> [THE PROBLEM]:
Reproduce all of the data that follows, character for character.

[Dataset entries]
######

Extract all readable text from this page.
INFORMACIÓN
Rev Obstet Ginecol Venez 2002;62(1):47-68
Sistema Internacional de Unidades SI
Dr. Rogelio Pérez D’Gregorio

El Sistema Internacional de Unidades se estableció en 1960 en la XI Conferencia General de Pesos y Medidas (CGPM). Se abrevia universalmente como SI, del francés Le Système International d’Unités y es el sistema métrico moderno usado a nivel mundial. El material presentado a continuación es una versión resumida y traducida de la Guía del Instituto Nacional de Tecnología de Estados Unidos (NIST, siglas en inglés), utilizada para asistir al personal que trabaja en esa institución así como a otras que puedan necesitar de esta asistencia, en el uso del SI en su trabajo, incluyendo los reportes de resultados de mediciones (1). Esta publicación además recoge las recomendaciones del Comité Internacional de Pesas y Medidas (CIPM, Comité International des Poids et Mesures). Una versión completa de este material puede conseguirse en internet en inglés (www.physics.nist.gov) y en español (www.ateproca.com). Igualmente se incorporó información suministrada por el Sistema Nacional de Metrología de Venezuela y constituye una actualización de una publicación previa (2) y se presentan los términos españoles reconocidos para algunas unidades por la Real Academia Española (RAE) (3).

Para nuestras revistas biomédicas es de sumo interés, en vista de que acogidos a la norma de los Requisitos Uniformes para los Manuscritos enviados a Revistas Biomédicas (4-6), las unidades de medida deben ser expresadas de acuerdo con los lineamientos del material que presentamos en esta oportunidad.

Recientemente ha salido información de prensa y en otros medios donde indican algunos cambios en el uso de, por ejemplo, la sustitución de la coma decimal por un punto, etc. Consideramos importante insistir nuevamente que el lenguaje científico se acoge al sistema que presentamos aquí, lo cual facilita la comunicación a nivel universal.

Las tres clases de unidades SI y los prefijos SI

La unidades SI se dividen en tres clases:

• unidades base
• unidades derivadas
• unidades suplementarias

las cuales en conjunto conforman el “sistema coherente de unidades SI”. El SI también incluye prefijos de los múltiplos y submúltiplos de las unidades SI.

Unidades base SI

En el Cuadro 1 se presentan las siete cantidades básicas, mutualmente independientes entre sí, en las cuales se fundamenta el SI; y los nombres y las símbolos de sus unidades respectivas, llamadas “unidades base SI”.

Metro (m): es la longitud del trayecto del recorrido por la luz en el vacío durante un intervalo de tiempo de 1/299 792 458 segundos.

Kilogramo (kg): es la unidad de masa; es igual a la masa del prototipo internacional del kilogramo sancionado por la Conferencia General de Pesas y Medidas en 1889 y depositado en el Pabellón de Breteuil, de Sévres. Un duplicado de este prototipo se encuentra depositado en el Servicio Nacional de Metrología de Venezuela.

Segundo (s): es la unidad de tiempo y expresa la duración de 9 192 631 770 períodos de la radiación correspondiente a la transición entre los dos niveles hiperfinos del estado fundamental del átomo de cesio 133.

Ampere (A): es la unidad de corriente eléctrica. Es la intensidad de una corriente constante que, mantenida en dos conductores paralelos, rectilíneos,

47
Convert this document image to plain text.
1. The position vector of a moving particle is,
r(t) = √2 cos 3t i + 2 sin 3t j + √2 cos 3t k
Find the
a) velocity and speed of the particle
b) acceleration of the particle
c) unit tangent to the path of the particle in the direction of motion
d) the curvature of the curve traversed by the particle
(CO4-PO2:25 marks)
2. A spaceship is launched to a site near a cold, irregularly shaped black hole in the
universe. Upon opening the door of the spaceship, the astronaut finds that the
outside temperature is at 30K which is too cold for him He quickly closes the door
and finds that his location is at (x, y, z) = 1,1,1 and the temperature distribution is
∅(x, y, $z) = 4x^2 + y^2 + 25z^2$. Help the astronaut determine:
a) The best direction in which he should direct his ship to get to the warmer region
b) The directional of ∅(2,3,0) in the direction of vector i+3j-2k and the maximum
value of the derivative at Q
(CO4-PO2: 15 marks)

######

> [RESULT FOR THIS TASK]:
Extract all readable text from this page.
INFORMACIÓN
Rev Obstet Ginecol Venez 2002;62(1):47-68
Sistema Internacional de Unidades SI
Dr. Rogelio Pérez D’Gregorio

El Sistema Internacional de Unidades se estableció en 1960 en la XI Conferencia General de Pesos y Medidas (CGPM). Se abrevia universalmente como SI, del francés Le Système International d’Unités y es el sistema métrico moderno usado a nivel mundial. El material presentado a continuación es una versión resumida y traducida de la Guía del Instituto Nacional de Tecnología de Estados Unidos (NIST, siglas en inglés), utilizada para asistir al personal que trabaja en esa institución así como a otras que puedan necesitar de esta asistencia, en el uso del SI en su trabajo, incluyendo los reportes de resultados de mediciones (1). Esta publicación además recoge las recomendaciones del Comité Internacional de Pesas y Medidas (CIPM, Comité International des Poids et Mesures). Una versión completa de este material puede conseguirse en internet en inglés (www.physics.nist.gov) y en español (www.ateproca.com). Igualmente se incorporó información suministrada por el Sistema Nacional de Metrología de Venezuela y constituye una actualización de una publicación previa (2) y se presentan los términos españoles reconocidos para algunas unidades por la Real Academia Española (RAE) (3).

Para nuestras revistas biomédicas es de sumo interés, en vista de que acogidos a la norma de los Requisitos Uniformes para los Manuscritos enviados a Revistas Biomédicas (4-6), las unidades de medida deben ser expresadas de acuerdo con los lineamientos del material que presentamos en esta oportunidad.

Recientemente ha salido información de prensa y en otros medios donde indican algunos cambios en el uso de, por ejemplo, la sustitución de la coma decimal por un punto, etc. Consideramos importante insistir nuevamente que el lenguaje científico se acoge al sistema que presentamos aquí, lo cual facilita la comunicación a nivel universal.

Las tres clases de unidades SI y los prefijos SI

La unidades SI se dividen en tres clases:

• unidades base
• unidades derivadas
• unidades suplementarias

las cuales en conjunto conforman el “sistema coherente de unidades SI”. El SI también incluye prefijos de los múltiplos y submúltiplos de las unidades SI.

Unidades base SI

En el Cuadro 1 se presentan las siete cantidades básicas, mutualmente independientes entre sí, en las cuales se fundamenta el SI; y los nombres y las símbolos de sus unidades respectivas, llamadas “unidades base SI”.

Metro (m): es la longitud del trayecto del recorrido por la luz en el vacío durante un intervalo de tiempo de 1/299 792 458 segundos.

Kilogramo (kg): es la unidad de masa; es igual a la masa del prototipo internacional del kilogramo sancionado por la Conferencia General de Pesas y Medidas en 1889 y depositado en el Pabellón de Breteuil, de Sévres. Un duplicado de este prototipo se encuentra depositado en el Servicio Nacional de Metrología de Venezuela.

Segundo (s): es la unidad de tiempo y expresa la duración de 9 192 631 770 períodos de la radiación correspondiente a la transición entre los dos niveles hiperfinos del estado fundamental del átomo de cesio 133.

Ampere (A): es la unidad de corriente eléctrica. Es la intensidad de una corriente constante que, mantenida en dos conductores paralelos, rectilíneos,

47
Convert this document image to plain text.
1. The position vector of a moving particle is,
r(t) = √2 cos 3t i + 2 sin 3t j + √2 cos 3t k
Find the
a) velocity and speed of the particle
b) acceleration of the particle
c) unit tangent to the path of the particle in the direction of motion
d) the curvature of the curve traversed by the particle
(CO4-PO2:25 marks)
2. A spaceship is launched to a site near a cold, irregularly shaped black hole in the
universe. Upon opening the door of the spaceship, the astronaut finds that the
outside temperature is at 30K which is too cold for him He quickly closes the door
and finds that his location is at (x, y, z) = 1,1,1 and the temperature distribution is
∅(x, y, $z) = 4x^2 + y^2 + 25z^2$. Help the astronaut determine:
a) The best direction in which he should direct his ship to get to the warmer region
b) The directional of ∅(2,3,0) in the direction of vector i+3j-2k and the maximum
value of the derivative at Q
(CO4-PO2: 15 marks)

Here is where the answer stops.